• **SHORT EXERCISE 1**
Answer these from the article on friends' political beliefs, one line each:
(a) How many unique questions did the application have, and how many of them were about politics?
(b) How many mutual friends marked a "strong" tie?
(c) On questions where friends disagreed, how often did people correctly predict their friends' answers?
• **SHORT EXERCISE 2**
Write out the part of the article on friends' political beliefs that opens with the words containing "Real and perceived" and closes with "(on average, 67%).", copying it word for word.

Do you really know your friends' political beliefs?

Think of someone you know. It can be anyone, just pick the first person that comes to your mind. How close are you to them? Do you know whether their political beliefs lean more towards conservative or liberal? Do you know how they would answer the question "Do you feel the U.S. spends too much money on assistance to other countries?"

During the 2008 primaries, Sharad Goel, Duncan Watts, and I released a Facebook application that asked questions like these about the users' political beliefs (and some fun, non-political questions like "Would you pay $100 for jeans?") and then let them answer the same question about a randomly chosen friend. If the friend had agreed to share his or her answer, they could see whether they were right or wrong. Most people who played this guessing game enjoyed it, because they could see how well they knew their friends and see how well their friends knew them.

There were 80 unique questions, 47 of which were about politics. We had over 2500 people use the application, who together answered a total of 12,000 questions about their friends. The first thing we found was that, as you would expect, friends are more similar to each other than they are to strangers. On average, people answered the same way as their friends 75% of the time, relative to strangers who answered the same way only 63% of the time This indicates substantial homophily—that is to say, "birds of a feather flock together."

Now, you may notice that 63% agreement is pretty high. This tells us that the people who used our application are more like each other than two people randomly selected from the U.S. To adjust for this, we fit a model that allowed us to answer what we would have gotten if the questions we asked were perfectly divisive; that is, if random strangers only agreed 50% of the time.

Figure showing similarity of friends

Real and perceived similarity of friends

We also asked whether they discussed politics with their friends, and by using the number of mutual friends the two people shared, got a rough estimation of how close they were; we said 20 or more mutual friends indicated a "strong" tie and 3 or fewer mutual friends indicated a "weak" tie. As you might expect, people tended to agree with their strong ties more than their weak ones. Relative to the 50% baseline, weak ties agreed 63% of the time (so still a fair bit more than strangers), but strong ties agreed 73% of the time (on average, 67%).

However, people thought they were even more similar to each other than they actually were. As you can see in the above figure, the difference between perceived agreement—that is, how often people guessed that their friends would answer the same way they did—and their actual agreement is about 10% on average, with people overestimating their similarity to strong ties by about 7% and to weak ties by about 13%! Thus, although people are fairly similar to their friends, they consistently underestimate how different they can be.

Figure showing friends' accuracy in guessing beliefs

The accuracy with which friends guessed each others' beliefs

Another question to ask is how often people correctly guessed their friends' beliefs. On average (again adjusting for the 50% baseline), we found that people were correct about 74% of the time. However, much of this could be from lucky guessing, and in fact, this is basically what we found. Looking only at the questions on which the friends actually agreed ("sensitivity") they were right 90% of the time. For the questions they disagreed on ("specificity"), people correctly predicted their friends' answers only 41% of the time—significantly worse than chance (see the above figure).

• **RAW RECORDS**
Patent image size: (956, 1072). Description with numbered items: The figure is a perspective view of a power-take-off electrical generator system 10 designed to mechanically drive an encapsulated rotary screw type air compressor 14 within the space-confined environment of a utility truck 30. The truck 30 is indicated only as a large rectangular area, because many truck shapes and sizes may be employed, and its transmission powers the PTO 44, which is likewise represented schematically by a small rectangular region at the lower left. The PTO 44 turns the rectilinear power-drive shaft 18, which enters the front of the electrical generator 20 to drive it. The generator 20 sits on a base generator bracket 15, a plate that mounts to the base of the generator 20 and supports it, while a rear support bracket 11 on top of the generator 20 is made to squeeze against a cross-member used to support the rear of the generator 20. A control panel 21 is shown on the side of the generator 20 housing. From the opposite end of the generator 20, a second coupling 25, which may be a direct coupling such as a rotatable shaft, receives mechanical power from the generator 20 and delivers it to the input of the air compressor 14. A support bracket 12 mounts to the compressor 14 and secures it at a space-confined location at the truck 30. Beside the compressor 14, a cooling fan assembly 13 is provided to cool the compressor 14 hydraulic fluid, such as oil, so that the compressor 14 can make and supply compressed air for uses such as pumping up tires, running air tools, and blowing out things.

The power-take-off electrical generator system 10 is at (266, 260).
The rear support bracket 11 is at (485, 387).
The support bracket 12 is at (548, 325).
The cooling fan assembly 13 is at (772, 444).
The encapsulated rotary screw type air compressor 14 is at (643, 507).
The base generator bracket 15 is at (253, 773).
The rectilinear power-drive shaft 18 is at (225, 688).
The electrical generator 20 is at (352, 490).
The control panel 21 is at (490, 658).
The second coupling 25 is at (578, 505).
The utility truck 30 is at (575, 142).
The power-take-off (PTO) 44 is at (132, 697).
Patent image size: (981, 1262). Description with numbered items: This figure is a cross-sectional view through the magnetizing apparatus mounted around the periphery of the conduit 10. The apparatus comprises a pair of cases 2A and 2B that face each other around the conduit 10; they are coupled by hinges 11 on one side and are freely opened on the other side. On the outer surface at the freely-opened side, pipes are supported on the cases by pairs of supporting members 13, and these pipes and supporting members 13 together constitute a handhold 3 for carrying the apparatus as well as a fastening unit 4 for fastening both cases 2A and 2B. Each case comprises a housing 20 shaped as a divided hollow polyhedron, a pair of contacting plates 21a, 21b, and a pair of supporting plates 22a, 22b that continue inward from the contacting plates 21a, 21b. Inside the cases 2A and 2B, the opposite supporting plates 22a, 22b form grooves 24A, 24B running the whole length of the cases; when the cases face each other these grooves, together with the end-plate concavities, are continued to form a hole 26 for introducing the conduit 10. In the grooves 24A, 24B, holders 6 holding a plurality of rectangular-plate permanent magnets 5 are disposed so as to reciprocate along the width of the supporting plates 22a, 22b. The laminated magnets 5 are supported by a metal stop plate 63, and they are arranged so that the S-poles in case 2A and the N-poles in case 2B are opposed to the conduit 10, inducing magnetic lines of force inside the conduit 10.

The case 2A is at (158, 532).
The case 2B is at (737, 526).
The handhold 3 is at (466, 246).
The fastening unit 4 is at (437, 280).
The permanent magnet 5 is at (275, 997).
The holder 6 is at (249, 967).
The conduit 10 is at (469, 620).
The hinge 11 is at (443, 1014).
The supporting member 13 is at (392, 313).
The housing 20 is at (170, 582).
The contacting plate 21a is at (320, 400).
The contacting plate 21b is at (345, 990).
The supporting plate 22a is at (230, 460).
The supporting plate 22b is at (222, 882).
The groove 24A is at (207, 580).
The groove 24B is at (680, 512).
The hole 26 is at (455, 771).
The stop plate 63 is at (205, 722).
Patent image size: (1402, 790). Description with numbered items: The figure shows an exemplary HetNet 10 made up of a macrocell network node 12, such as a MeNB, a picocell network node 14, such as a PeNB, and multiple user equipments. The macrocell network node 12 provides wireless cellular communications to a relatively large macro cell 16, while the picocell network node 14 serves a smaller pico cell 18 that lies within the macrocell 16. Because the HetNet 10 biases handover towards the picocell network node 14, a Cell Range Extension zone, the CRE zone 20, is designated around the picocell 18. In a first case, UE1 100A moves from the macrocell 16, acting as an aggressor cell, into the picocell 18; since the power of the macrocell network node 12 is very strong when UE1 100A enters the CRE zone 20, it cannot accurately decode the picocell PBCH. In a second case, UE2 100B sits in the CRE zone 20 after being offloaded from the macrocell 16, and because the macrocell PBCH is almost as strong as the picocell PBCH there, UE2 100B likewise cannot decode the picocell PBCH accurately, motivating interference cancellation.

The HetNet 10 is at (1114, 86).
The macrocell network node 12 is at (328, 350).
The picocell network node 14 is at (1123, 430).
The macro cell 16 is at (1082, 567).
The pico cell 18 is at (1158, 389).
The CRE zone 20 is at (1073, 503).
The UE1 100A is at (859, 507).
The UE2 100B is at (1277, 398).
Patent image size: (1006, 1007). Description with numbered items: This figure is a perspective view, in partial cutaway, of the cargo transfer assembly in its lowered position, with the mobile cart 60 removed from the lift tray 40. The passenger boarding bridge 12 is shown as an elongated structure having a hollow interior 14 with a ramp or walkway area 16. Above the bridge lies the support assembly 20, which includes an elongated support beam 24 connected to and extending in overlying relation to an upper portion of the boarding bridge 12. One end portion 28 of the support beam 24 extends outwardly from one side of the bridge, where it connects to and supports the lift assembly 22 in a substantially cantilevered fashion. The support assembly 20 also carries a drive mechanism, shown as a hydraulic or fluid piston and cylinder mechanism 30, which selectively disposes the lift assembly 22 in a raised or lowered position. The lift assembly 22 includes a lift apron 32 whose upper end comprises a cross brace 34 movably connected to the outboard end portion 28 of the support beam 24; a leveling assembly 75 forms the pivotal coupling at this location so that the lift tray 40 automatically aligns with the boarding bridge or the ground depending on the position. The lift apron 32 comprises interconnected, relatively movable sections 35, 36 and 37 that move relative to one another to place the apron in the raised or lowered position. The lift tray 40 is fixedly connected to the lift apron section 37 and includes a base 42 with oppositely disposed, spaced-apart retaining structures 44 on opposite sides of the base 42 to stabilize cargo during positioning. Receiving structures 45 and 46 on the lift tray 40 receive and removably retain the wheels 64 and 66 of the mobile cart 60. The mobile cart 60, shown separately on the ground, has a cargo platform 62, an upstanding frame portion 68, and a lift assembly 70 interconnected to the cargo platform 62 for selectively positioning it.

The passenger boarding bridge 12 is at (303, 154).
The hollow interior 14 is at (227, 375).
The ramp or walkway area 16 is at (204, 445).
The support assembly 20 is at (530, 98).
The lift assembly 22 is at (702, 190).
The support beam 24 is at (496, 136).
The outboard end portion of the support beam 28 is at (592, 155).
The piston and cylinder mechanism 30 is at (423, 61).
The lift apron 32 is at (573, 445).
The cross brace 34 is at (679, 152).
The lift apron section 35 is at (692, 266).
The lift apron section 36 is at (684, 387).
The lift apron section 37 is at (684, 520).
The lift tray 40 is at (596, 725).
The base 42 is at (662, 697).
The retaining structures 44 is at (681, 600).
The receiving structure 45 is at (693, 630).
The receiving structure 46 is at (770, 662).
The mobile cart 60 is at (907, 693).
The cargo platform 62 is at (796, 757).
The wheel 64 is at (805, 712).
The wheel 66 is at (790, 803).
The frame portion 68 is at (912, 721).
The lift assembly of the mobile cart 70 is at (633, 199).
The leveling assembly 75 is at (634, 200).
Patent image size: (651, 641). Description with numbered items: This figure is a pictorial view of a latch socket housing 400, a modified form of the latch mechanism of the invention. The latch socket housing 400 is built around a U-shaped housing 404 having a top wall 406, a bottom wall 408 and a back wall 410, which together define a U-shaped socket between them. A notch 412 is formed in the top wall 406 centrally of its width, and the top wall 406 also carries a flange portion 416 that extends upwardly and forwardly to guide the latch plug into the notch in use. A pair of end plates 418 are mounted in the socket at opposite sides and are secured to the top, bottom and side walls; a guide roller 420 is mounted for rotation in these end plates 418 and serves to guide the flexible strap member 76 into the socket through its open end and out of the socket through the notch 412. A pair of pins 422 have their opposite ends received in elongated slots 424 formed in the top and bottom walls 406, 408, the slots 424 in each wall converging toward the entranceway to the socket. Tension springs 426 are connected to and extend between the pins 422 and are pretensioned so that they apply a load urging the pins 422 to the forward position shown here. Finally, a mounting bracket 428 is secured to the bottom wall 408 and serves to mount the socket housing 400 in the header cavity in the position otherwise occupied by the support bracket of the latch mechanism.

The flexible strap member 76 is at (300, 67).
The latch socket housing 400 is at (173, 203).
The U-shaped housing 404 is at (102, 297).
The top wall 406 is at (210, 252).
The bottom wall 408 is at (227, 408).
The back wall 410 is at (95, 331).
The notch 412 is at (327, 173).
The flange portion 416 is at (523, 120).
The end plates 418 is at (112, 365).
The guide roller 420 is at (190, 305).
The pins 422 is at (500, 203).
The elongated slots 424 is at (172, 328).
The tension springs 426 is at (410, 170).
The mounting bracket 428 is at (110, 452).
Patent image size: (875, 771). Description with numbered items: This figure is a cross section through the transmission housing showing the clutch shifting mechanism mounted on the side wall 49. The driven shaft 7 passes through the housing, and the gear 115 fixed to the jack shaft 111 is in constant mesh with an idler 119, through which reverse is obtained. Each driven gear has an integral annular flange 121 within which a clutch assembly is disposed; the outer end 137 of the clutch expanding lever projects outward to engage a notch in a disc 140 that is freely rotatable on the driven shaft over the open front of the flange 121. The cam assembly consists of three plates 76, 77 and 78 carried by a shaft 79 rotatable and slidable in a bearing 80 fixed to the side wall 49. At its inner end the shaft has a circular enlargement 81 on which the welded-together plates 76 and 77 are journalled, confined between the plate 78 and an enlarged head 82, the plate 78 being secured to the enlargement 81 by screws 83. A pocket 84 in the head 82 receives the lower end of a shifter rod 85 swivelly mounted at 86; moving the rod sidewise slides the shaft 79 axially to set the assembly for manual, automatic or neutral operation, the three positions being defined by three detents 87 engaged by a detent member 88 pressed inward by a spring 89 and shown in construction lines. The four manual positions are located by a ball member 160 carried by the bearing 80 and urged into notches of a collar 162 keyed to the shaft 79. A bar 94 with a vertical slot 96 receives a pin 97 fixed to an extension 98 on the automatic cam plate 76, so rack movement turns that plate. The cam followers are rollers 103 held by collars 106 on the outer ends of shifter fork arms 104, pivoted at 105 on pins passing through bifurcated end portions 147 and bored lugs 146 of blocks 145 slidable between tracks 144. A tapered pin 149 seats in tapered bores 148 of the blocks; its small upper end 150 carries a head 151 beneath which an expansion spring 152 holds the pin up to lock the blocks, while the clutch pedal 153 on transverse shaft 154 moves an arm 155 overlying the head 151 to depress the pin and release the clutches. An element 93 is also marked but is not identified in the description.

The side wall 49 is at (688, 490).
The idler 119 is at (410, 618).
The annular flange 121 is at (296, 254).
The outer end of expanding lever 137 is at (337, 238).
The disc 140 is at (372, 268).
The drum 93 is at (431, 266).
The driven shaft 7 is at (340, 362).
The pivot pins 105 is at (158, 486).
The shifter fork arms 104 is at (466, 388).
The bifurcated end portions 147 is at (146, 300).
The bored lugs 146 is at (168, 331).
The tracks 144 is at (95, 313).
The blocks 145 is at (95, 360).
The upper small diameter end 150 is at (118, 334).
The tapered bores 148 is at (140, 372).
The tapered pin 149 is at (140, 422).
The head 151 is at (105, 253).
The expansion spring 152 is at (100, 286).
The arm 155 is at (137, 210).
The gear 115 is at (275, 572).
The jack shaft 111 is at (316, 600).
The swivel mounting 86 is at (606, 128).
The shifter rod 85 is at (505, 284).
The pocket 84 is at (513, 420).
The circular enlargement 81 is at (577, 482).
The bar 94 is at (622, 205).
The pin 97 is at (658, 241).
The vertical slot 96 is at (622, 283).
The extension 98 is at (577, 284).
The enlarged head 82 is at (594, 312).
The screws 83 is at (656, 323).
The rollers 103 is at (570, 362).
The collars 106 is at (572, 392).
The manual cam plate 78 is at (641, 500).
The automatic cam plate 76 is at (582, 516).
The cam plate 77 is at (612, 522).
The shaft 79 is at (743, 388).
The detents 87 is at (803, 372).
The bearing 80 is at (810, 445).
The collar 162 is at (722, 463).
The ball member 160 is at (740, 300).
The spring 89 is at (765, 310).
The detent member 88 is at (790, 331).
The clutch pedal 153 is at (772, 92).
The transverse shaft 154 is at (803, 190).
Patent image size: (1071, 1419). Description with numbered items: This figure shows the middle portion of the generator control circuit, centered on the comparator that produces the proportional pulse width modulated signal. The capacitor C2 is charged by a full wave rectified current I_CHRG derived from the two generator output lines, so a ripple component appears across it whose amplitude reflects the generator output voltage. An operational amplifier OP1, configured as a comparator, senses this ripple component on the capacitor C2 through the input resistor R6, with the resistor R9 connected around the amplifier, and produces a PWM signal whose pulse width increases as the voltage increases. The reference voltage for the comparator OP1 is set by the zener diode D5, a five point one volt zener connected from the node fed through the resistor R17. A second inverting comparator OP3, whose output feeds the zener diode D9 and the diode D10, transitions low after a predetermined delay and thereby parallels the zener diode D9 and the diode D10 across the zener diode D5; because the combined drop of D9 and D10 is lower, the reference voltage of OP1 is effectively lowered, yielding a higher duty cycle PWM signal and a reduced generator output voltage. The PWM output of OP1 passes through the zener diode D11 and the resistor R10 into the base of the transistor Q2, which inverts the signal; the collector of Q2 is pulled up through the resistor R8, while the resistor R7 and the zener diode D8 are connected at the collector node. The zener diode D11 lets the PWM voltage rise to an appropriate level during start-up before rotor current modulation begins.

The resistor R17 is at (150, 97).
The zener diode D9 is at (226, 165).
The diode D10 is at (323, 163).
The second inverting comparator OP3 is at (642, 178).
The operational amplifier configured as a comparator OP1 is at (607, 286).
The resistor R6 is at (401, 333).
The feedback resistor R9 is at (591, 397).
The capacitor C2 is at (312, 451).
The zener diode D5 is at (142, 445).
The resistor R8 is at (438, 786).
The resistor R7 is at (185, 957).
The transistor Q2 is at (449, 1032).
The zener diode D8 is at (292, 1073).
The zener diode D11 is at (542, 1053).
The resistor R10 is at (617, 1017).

• **WRITTEN SOLUTION 1**
(a) 80 unique questions, 47 of them about politics.
(b) 20 or more mutual friends.
(c) Only 41% of the time.

• **WRITTEN SOLUTION 2**
Real and perceived similarity of friends

We also asked whether they discussed politics with their friends, and by using the number of mutual friends the two people shared, got a rough estimation of how close they were; we said 20 or more mutual friends indicated a "strong" tie and 3 or fewer mutual friends indicated a "weak" tie. As you might expect, people tended to agree with their strong ties more than their weak ones. Relative to the 50% baseline, weak ties agreed 63% of the time (so still a fair bit more than strangers), but strong ties agreed 73% of the time (on average, 67%).